● Records shown
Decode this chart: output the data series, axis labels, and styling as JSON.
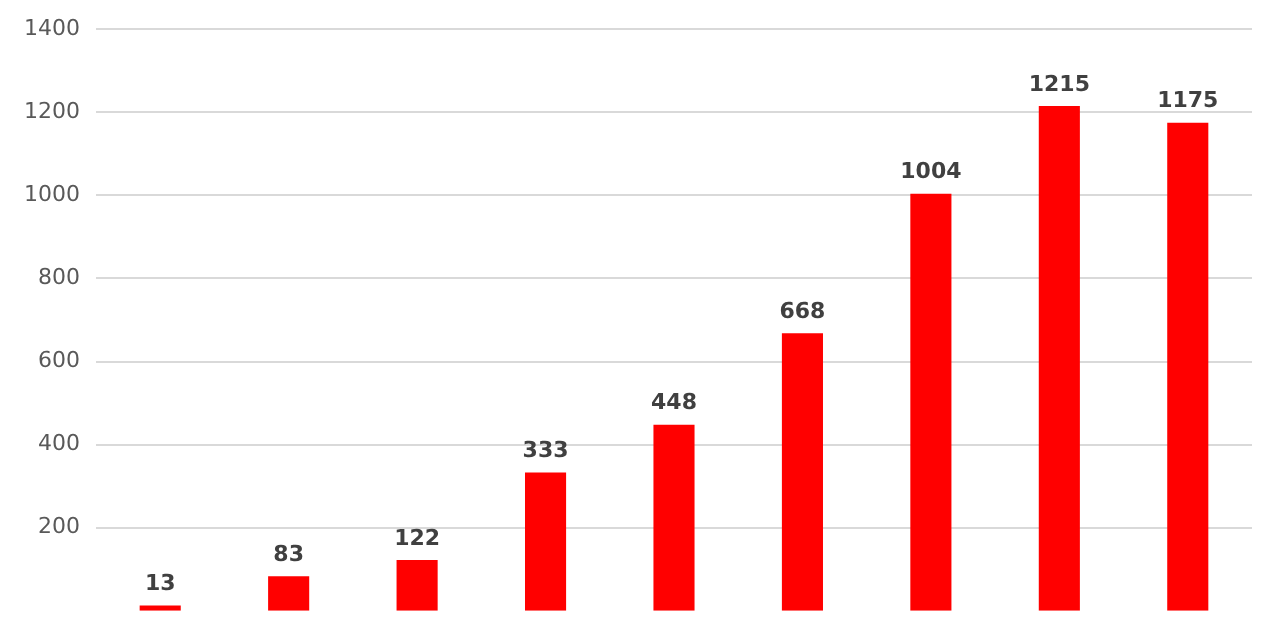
{
  "chart_data": {
    "type": "bar",
    "categories": [
      null,
      null,
      null,
      null,
      null,
      null,
      null,
      null,
      null
    ],
    "values": [
      13,
      83,
      122,
      333,
      448,
      668,
      1004,
      1215,
      1175
    ],
    "color": "#ff0000",
    "ylim": [
      0,
      1400
    ],
    "yticks": [
      200,
      400,
      600,
      800,
      1000,
      1200,
      1400
    ],
    "grid": "y",
    "data_labels": true,
    "legend": false
  }
}
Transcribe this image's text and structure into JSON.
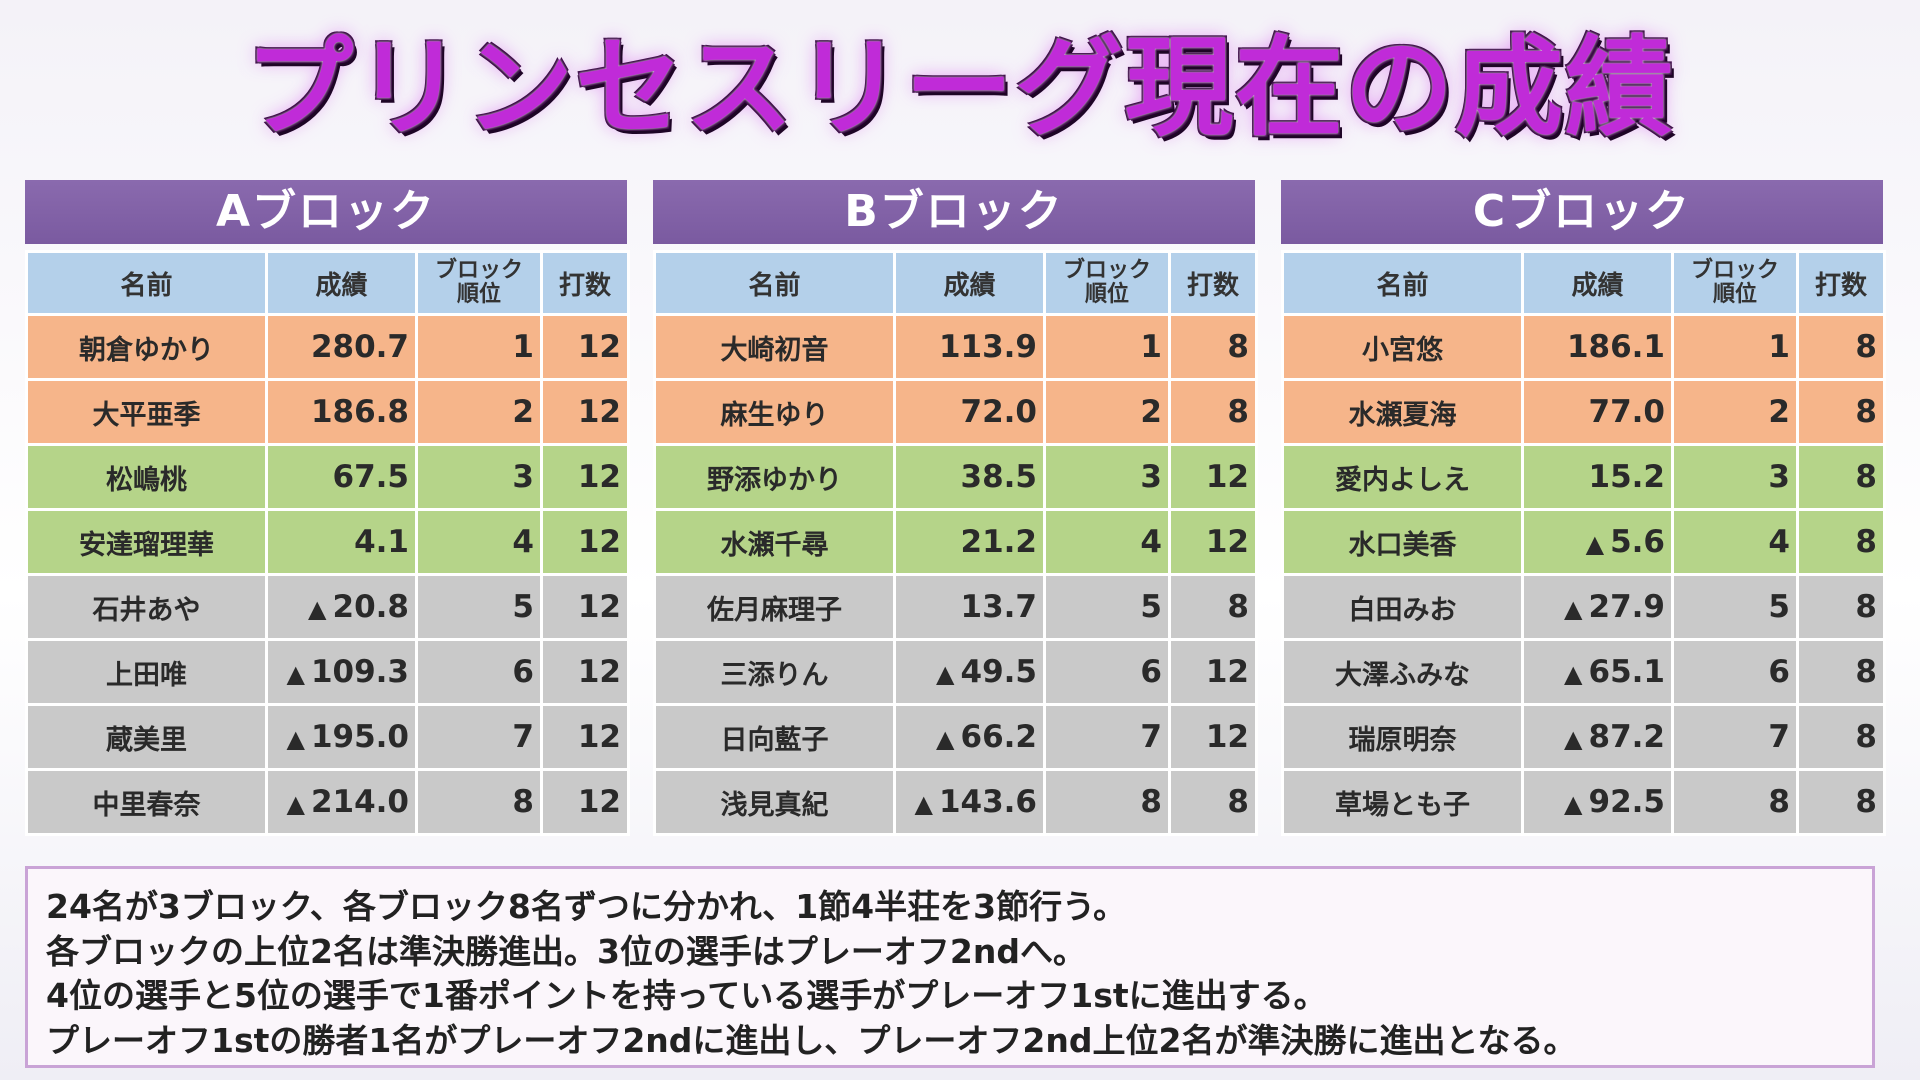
{
  "title": "プリンセスリーグ現在の成績",
  "columns": {
    "name": "名前",
    "score": "成績",
    "block_rank_line1": "ブロック",
    "block_rank_line2": "順位",
    "games": "打数"
  },
  "colors": {
    "semifinal": "#f6b58a",
    "playoff": "#b5d489",
    "eliminated": "#c9c9c9",
    "header": "#7a5aa0",
    "column_header": "#b4d0ea"
  },
  "blocks": [
    {
      "label": "Aブロック",
      "rows": [
        {
          "name": "朝倉ゆかり",
          "neg": "",
          "score": "280.7",
          "rank": "1",
          "games": "12",
          "status": "semi"
        },
        {
          "name": "大平亜季",
          "neg": "",
          "score": "186.8",
          "rank": "2",
          "games": "12",
          "status": "semi"
        },
        {
          "name": "松嶋桃",
          "neg": "",
          "score": "67.5",
          "rank": "3",
          "games": "12",
          "status": "play"
        },
        {
          "name": "安達瑠理華",
          "neg": "",
          "score": "4.1",
          "rank": "4",
          "games": "12",
          "status": "play"
        },
        {
          "name": "石井あや",
          "neg": "▲",
          "score": "20.8",
          "rank": "5",
          "games": "12",
          "status": "out"
        },
        {
          "name": "上田唯",
          "neg": "▲",
          "score": "109.3",
          "rank": "6",
          "games": "12",
          "status": "out"
        },
        {
          "name": "蔵美里",
          "neg": "▲",
          "score": "195.0",
          "rank": "7",
          "games": "12",
          "status": "out"
        },
        {
          "name": "中里春奈",
          "neg": "▲",
          "score": "214.0",
          "rank": "8",
          "games": "12",
          "status": "out"
        }
      ]
    },
    {
      "label": "Bブロック",
      "rows": [
        {
          "name": "大崎初音",
          "neg": "",
          "score": "113.9",
          "rank": "1",
          "games": "8",
          "status": "semi"
        },
        {
          "name": "麻生ゆり",
          "neg": "",
          "score": "72.0",
          "rank": "2",
          "games": "8",
          "status": "semi"
        },
        {
          "name": "野添ゆかり",
          "neg": "",
          "score": "38.5",
          "rank": "3",
          "games": "12",
          "status": "play"
        },
        {
          "name": "水瀬千尋",
          "neg": "",
          "score": "21.2",
          "rank": "4",
          "games": "12",
          "status": "play"
        },
        {
          "name": "佐月麻理子",
          "neg": "",
          "score": "13.7",
          "rank": "5",
          "games": "8",
          "status": "out"
        },
        {
          "name": "三添りん",
          "neg": "▲",
          "score": "49.5",
          "rank": "6",
          "games": "12",
          "status": "out"
        },
        {
          "name": "日向藍子",
          "neg": "▲",
          "score": "66.2",
          "rank": "7",
          "games": "12",
          "status": "out"
        },
        {
          "name": "浅見真紀",
          "neg": "▲",
          "score": "143.6",
          "rank": "8",
          "games": "8",
          "status": "out"
        }
      ]
    },
    {
      "label": "Cブロック",
      "rows": [
        {
          "name": "小宮悠",
          "neg": "",
          "score": "186.1",
          "rank": "1",
          "games": "8",
          "status": "semi"
        },
        {
          "name": "水瀬夏海",
          "neg": "",
          "score": "77.0",
          "rank": "2",
          "games": "8",
          "status": "semi"
        },
        {
          "name": "愛内よしえ",
          "neg": "",
          "score": "15.2",
          "rank": "3",
          "games": "8",
          "status": "play"
        },
        {
          "name": "水口美香",
          "neg": "▲",
          "score": "5.6",
          "rank": "4",
          "games": "8",
          "status": "play"
        },
        {
          "name": "白田みお",
          "neg": "▲",
          "score": "27.9",
          "rank": "5",
          "games": "8",
          "status": "out"
        },
        {
          "name": "大澤ふみな",
          "neg": "▲",
          "score": "65.1",
          "rank": "6",
          "games": "8",
          "status": "out"
        },
        {
          "name": "瑞原明奈",
          "neg": "▲",
          "score": "87.2",
          "rank": "7",
          "games": "8",
          "status": "out"
        },
        {
          "name": "草場とも子",
          "neg": "▲",
          "score": "92.5",
          "rank": "8",
          "games": "8",
          "status": "out"
        }
      ]
    }
  ],
  "notes": [
    "24名が3ブロック、各ブロック8名ずつに分かれ、1節4半荘を3節行う。",
    "各ブロックの上位2名は準決勝進出。3位の選手はプレーオフ2ndへ。",
    "4位の選手と5位の選手で1番ポイントを持っている選手がプレーオフ1stに進出する。",
    "プレーオフ1stの勝者1名がプレーオフ2ndに進出し、プレーオフ2nd上位2名が準決勝に進出となる。"
  ]
}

● To do
Give back all entries exactly. No pictures belong in the copy.

● Result for this task
Decode this chart: output the data series, axis labels, and styling as JSON.
{
  "chart_data": {
    "type": "bar",
    "categories": [
      null,
      null,
      null,
      null,
      null,
      null,
      null,
      null,
      null
    ],
    "values": [
      13,
      83,
      122,
      333,
      448,
      668,
      1004,
      1215,
      1175
    ],
    "color": "#ff0000",
    "ylim": [
      0,
      1400
    ],
    "yticks": [
      200,
      400,
      600,
      800,
      1000,
      1200,
      1400
    ],
    "grid": "y",
    "data_labels": true,
    "legend": false
  }
}
Transcribe this image's text and structure into JSON.
{
  "title": "プリンセスリーグ現在の成績",
  "columns": {
    "name": "名前",
    "score": "成績",
    "block_rank_line1": "ブロック",
    "block_rank_line2": "順位",
    "games": "打数"
  },
  "colors": {
    "semifinal": "#f6b58a",
    "playoff": "#b5d489",
    "eliminated": "#c9c9c9",
    "header": "#7a5aa0",
    "column_header": "#b4d0ea"
  },
  "blocks": [
    {
      "label": "Aブロック",
      "rows": [
        {
          "name": "朝倉ゆかり",
          "neg": "",
          "score": "280.7",
          "rank": "1",
          "games": "12",
          "status": "semi"
        },
        {
          "name": "大平亜季",
          "neg": "",
          "score": "186.8",
          "rank": "2",
          "games": "12",
          "status": "semi"
        },
        {
          "name": "松嶋桃",
          "neg": "",
          "score": "67.5",
          "rank": "3",
          "games": "12",
          "status": "play"
        },
        {
          "name": "安達瑠理華",
          "neg": "",
          "score": "4.1",
          "rank": "4",
          "games": "12",
          "status": "play"
        },
        {
          "name": "石井あや",
          "neg": "▲",
          "score": "20.8",
          "rank": "5",
          "games": "12",
          "status": "out"
        },
        {
          "name": "上田唯",
          "neg": "▲",
          "score": "109.3",
          "rank": "6",
          "games": "12",
          "status": "out"
        },
        {
          "name": "蔵美里",
          "neg": "▲",
          "score": "195.0",
          "rank": "7",
          "games": "12",
          "status": "out"
        },
        {
          "name": "中里春奈",
          "neg": "▲",
          "score": "214.0",
          "rank": "8",
          "games": "12",
          "status": "out"
        }
      ]
    },
    {
      "label": "Bブロック",
      "rows": [
        {
          "name": "大崎初音",
          "neg": "",
          "score": "113.9",
          "rank": "1",
          "games": "8",
          "status": "semi"
        },
        {
          "name": "麻生ゆり",
          "neg": "",
          "score": "72.0",
          "rank": "2",
          "games": "8",
          "status": "semi"
        },
        {
          "name": "野添ゆかり",
          "neg": "",
          "score": "38.5",
          "rank": "3",
          "games": "12",
          "status": "play"
        },
        {
          "name": "水瀬千尋",
          "neg": "",
          "score": "21.2",
          "rank": "4",
          "games": "12",
          "status": "play"
        },
        {
          "name": "佐月麻理子",
          "neg": "",
          "score": "13.7",
          "rank": "5",
          "games": "8",
          "status": "out"
        },
        {
          "name": "三添りん",
          "neg": "▲",
          "score": "49.5",
          "rank": "6",
          "games": "12",
          "status": "out"
        },
        {
          "name": "日向藍子",
          "neg": "▲",
          "score": "66.2",
          "rank": "7",
          "games": "12",
          "status": "out"
        },
        {
          "name": "浅見真紀",
          "neg": "▲",
          "score": "143.6",
          "rank": "8",
          "games": "8",
          "status": "out"
        }
      ]
    },
    {
      "label": "Cブロック",
      "rows": [
        {
          "name": "小宮悠",
          "neg": "",
          "score": "186.1",
          "rank": "1",
          "games": "8",
          "status": "semi"
        },
        {
          "name": "水瀬夏海",
          "neg": "",
          "score": "77.0",
          "rank": "2",
          "games": "8",
          "status": "semi"
        },
        {
          "name": "愛内よしえ",
          "neg": "",
          "score": "15.2",
          "rank": "3",
          "games": "8",
          "status": "play"
        },
        {
          "name": "水口美香",
          "neg": "▲",
          "score": "5.6",
          "rank": "4",
          "games": "8",
          "status": "play"
        },
        {
          "name": "白田みお",
          "neg": "▲",
          "score": "27.9",
          "rank": "5",
          "games": "8",
          "status": "out"
        },
        {
          "name": "大澤ふみな",
          "neg": "▲",
          "score": "65.1",
          "rank": "6",
          "games": "8",
          "status": "out"
        },
        {
          "name": "瑞原明奈",
          "neg": "▲",
          "score": "87.2",
          "rank": "7",
          "games": "8",
          "status": "out"
        },
        {
          "name": "草場とも子",
          "neg": "▲",
          "score": "92.5",
          "rank": "8",
          "games": "8",
          "status": "out"
        }
      ]
    }
  ],
  "notes": [
    "24名が3ブロック、各ブロック8名ずつに分かれ、1節4半荘を3節行う。",
    "各ブロックの上位2名は準決勝進出。3位の選手はプレーオフ2ndへ。",
    "4位の選手と5位の選手で1番ポイントを持っている選手がプレーオフ1stに進出する。",
    "プレーオフ1stの勝者1名がプレーオフ2ndに進出し、プレーオフ2nd上位2名が準決勝に進出となる。"
  ]
}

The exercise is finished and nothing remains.